- WHAT IS ASKED
Copy out every line in which the string "before" occurs.

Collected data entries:
────────

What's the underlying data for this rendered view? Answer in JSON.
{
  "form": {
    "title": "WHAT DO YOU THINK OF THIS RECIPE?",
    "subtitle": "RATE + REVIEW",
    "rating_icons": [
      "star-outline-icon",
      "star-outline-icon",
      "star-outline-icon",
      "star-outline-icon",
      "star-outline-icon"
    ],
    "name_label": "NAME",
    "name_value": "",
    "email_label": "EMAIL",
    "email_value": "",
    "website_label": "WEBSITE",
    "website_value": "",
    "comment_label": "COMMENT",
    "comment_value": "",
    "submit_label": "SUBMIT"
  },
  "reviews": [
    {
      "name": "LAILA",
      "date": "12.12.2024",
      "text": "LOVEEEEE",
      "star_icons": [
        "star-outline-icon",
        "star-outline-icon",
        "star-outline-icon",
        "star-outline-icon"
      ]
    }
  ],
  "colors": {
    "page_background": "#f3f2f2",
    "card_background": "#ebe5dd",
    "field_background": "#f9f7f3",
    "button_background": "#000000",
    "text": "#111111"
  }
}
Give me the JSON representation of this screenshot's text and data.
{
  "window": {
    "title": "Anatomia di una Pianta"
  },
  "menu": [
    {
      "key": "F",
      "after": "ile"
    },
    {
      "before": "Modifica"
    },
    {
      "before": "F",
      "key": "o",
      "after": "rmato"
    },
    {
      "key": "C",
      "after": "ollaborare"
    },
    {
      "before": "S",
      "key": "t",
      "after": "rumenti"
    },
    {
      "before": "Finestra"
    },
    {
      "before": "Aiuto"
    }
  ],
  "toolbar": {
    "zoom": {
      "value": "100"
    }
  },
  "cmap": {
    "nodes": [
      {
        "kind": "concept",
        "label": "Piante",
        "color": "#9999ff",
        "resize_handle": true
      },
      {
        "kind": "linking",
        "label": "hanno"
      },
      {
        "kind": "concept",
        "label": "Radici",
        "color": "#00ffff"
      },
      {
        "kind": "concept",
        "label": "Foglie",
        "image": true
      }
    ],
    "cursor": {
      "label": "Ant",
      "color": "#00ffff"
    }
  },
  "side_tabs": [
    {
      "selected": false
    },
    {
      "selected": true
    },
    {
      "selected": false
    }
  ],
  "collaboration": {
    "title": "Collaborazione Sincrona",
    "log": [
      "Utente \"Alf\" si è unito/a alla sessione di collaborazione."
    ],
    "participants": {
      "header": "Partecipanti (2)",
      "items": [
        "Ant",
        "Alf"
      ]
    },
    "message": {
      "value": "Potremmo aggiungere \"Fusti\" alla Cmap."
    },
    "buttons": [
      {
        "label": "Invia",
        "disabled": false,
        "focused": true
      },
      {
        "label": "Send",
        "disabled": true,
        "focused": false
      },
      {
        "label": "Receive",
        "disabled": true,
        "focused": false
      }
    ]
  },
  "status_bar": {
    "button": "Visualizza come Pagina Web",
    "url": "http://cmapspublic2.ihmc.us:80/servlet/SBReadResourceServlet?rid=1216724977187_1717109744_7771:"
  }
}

────────

- EXERCISE SOLUTION
      "before": "Modifica"
      "before": "F",
      "before": "S",
      "before": "Finestra"
      "before": "Aiuto"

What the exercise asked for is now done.